# [Directive]
Say how many lines include the word "this", using only a number.

─── Provided records ───

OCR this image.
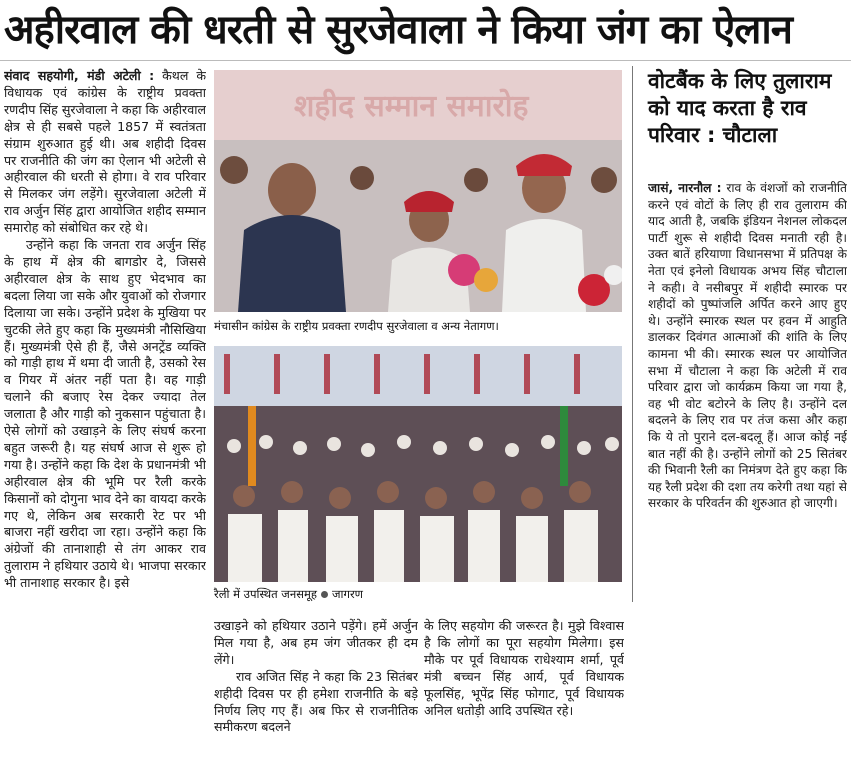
अहीरवाल की धरती से सुरजेवाला ने किया जंग का ऐलान

संवाद सहयोगी, मंडी अटेली : कैथल के विधायक एवं कांग्रेस के राष्ट्रीय प्रवक्ता रणदीप सिंह सुरजेवाला ने कहा कि अहीरवाल क्षेत्र से ही सबसे पहले 1857 में स्वतंत्रता संग्राम शुरुआत हुई थी। अब शहीदी दिवस पर राजनीति की जंग का ऐलान भी अटेली से अहीरवाल की धरती से होगा। वे राव परिवार से मिलकर जंग लड़ेंगे। सुरजेवाला अटेली में राव अर्जुन सिंह द्वारा आयोजित शहीद सम्मान समारोह को संबोधित कर रहे थे।

उन्होंने कहा कि जनता राव अर्जुन सिंह के हाथ में क्षेत्र की बागडोर दे, जिससे अहीरवाल क्षेत्र के साथ हुए भेदभाव का बदला लिया जा सके और युवाओं को रोजगार दिलाया जा सके। उन्होंने प्रदेश के मुखिया पर चुटकी लेते हुए कहा कि मुख्यमंत्री नौसिखिया हैं। मुख्यमंत्री ऐसे ही हैं, जैसे अनट्रेंड व्यक्ति को गाड़ी हाथ में थमा दी जाती है, उसको रेस व गियर में अंतर नहीं पता है। वह गाड़ी चलाने की बजाए रेस देकर ज्यादा तेल जलाता है और गाड़ी को नुकसान पहुंचाता है। ऐसे लोगों को उखाड़ने के लिए संघर्ष करना बहुत जरूरी है। यह संघर्ष आज से शुरू हो गया है। उन्होंने कहा कि देश के प्रधानमंत्री भी अहीरवाल क्षेत्र की भूमि पर रैली करके किसानों को दोगुना भाव देने का वायदा करके गए थे, लेकिन अब सरकारी रेट पर भी बाजरा नहीं खरीदा जा रहा। उन्होंने कहा कि अंग्रेजों की तानाशाही से तंग आकर राव तुलाराम ने हथियार उठाये थे। भाजपा सरकार भी तानाशाह सरकार है। इसे

शहीद सम्मान समारोह
मंचासीन कांग्रेस के राष्ट्रीय प्रवक्ता रणदीप सुरजेवाला व अन्य नेतागण।
रैली में उपस्थित जनसमूह जागरण

उखाड़ने को हथियार उठाने पड़ेंगे। हमें अर्जुन मिल गया है, अब हम जंग जीतकर ही दम लेंगे।

राव अजित सिंह ने कहा कि 23 सितंबर शहीदी दिवस पर ही हमेशा राजनीति के बड़े निर्णय लिए गए हैं। अब फिर से राजनीतिक समीकरण बदलने

के लिए सहयोग की जरूरत है। मुझे विश्वास है कि लोगों का पूरा सहयोग मिलेगा। इस मौके पर पूर्व विधायक राधेश्याम शर्मा, पूर्व मंत्री बच्चन सिंह आर्य, पूर्व विधायक फूलसिंह, भूपेंद्र सिंह फोगाट, पूर्व विधायक अनिल धतोड़ी आदि उपस्थित रहे।

वोटबैंक के लिए तुलाराम को याद करता है राव परिवार : चौटाला

जासं, नारनौल : राव के वंशजों को राजनीति करने एवं वोटों के लिए ही राव तुलाराम की याद आती है, जबकि इंडियन नेशनल लोकदल पार्टी शुरू से शहीदी दिवस मनाती रही है। उक्त बातें हरियाणा विधानसभा में प्रतिपक्ष के नेता एवं इनेलो विधायक अभय सिंह चौटाला ने कही। वे नसीबपुर में शहीदी स्मारक पर शहीदों को पुष्पांजलि अर्पित करने आए हुए थे। उन्होंने स्मारक स्थल पर हवन में आहुति डालकर दिवंगत आत्माओं की शांति के लिए कामना भी की। स्मारक स्थल पर आयोजित सभा में चौटाला ने कहा कि अटेली में राव परिवार द्वारा जो कार्यक्रम किया जा गया है, वह भी वोट बटोरने के लिए है। उन्होंने दल बदलने के लिए राव पर तंज कसा और कहा कि ये तो पुराने दल-बदलू हैं। आज कोई नई बात नहीं की है। उन्होंने लोगों को 25 सितंबर की भिवानी रैली का निमंत्रण देते हुए कहा कि यह रैली प्रदेश की दशा तय करेगी तथा यहां से सरकार के परिवर्तन की शुरुआत हो जाएगी।
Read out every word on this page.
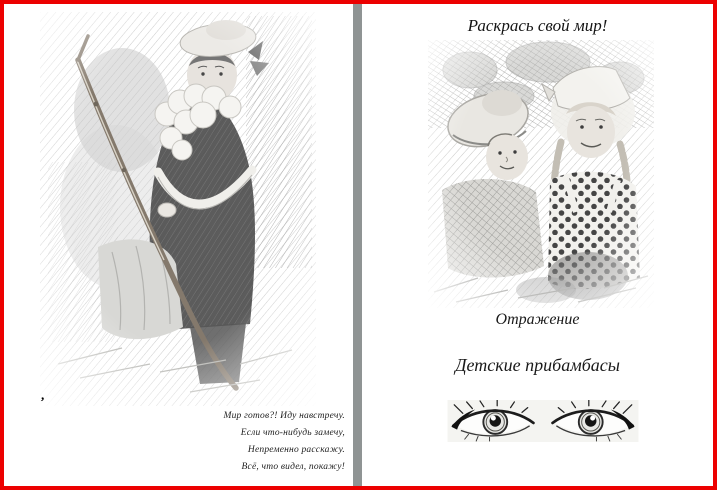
’
Мир готов?! Иду навстречу.
Если что-нибудь замечу,
Непременно расскажу.
Всё, что видел, покажу!
Раскрась свой мир!
Отражение
Детские прибамбасы
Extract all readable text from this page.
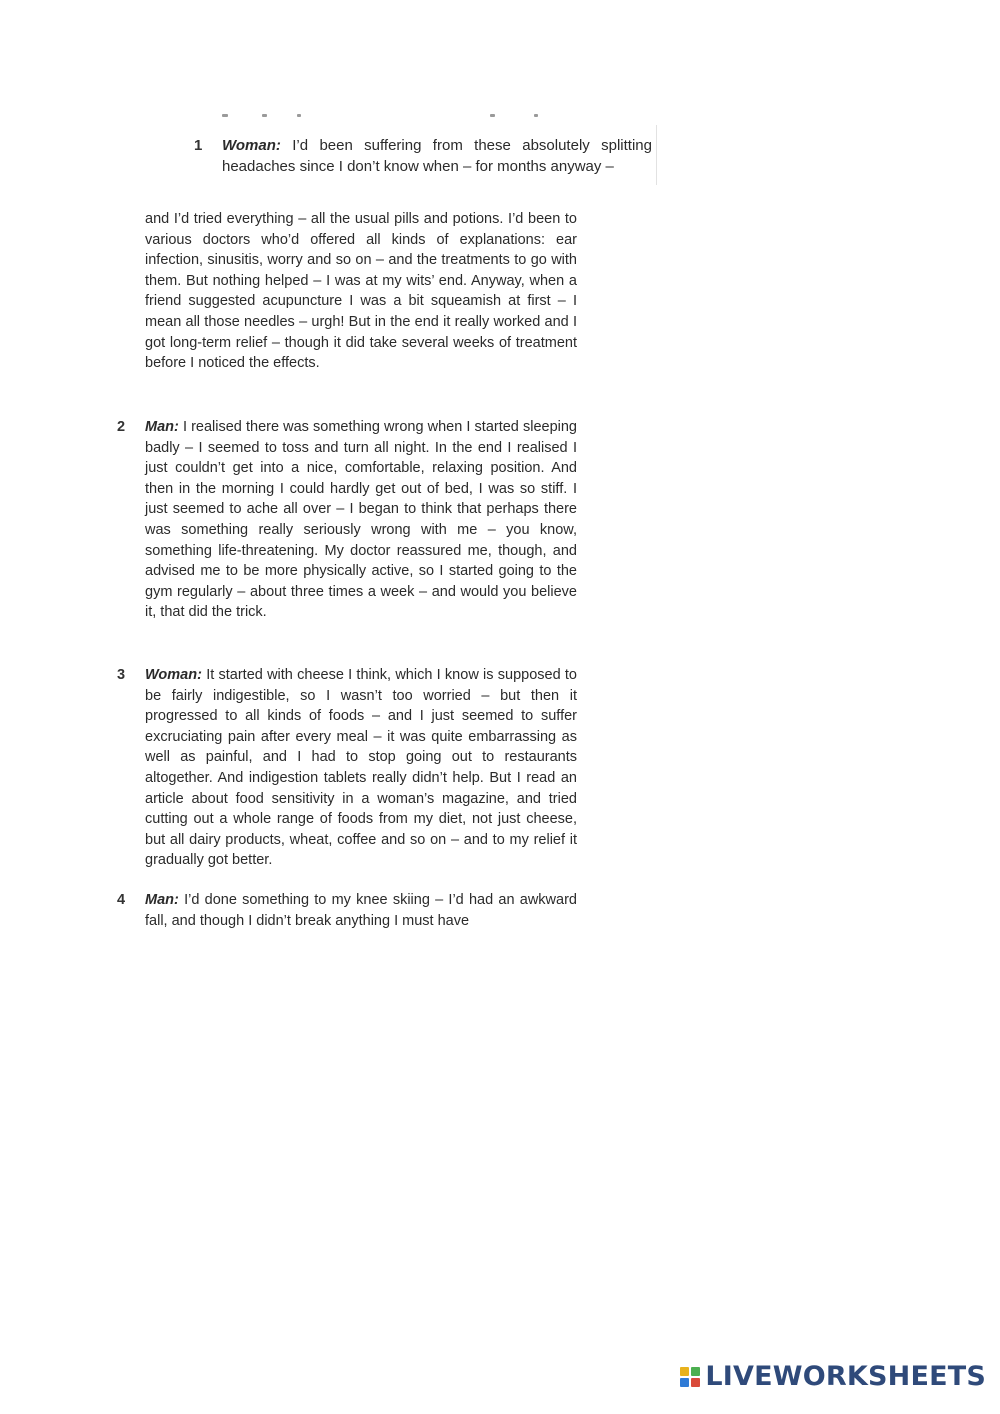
1 Woman: I’d been suffering from these absolutely splitting headaches since I don’t know when – for months anyway –
and I’d tried everything – all the usual pills and potions. I’d been to various doctors who’d offered all kinds of explanations: ear infection, sinusitis, worry and so on – and the treatments to go with them. But nothing helped – I was at my wits’ end. Anyway, when a friend suggested acupuncture I was a bit squeamish at first – I mean all those needles – urgh! But in the end it really worked and I got long-term relief – though it did take several weeks of treatment before I noticed the effects.
2 Man: I realised there was something wrong when I started sleeping badly – I seemed to toss and turn all night. In the end I realised I just couldn’t get into a nice, comfortable, relaxing position. And then in the morning I could hardly get out of bed, I was so stiff. I just seemed to ache all over – I began to think that perhaps there was something really seriously wrong with me – you know, something life-threatening. My doctor reassured me, though, and advised me to be more physically active, so I started going to the gym regularly – about three times a week – and would you believe it, that did the trick.
3 Woman: It started with cheese I think, which I know is supposed to be fairly indigestible, so I wasn’t too worried – but then it progressed to all kinds of foods – and I just seemed to suffer excruciating pain after every meal – it was quite embarrassing as well as painful, and I had to stop going out to restaurants altogether. And indigestion tablets really didn’t help. But I read an article about food sensitivity in a woman’s magazine, and tried cutting out a whole range of foods from my diet, not just cheese, but all dairy products, wheat, coffee and so on – and to my relief it gradually got better.
4 Man: I’d done something to my knee skiing – I’d had an awkward fall, and though I didn’t break anything I must have
LIVEWORKSHEETS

───

# [Solution to the exercise]
3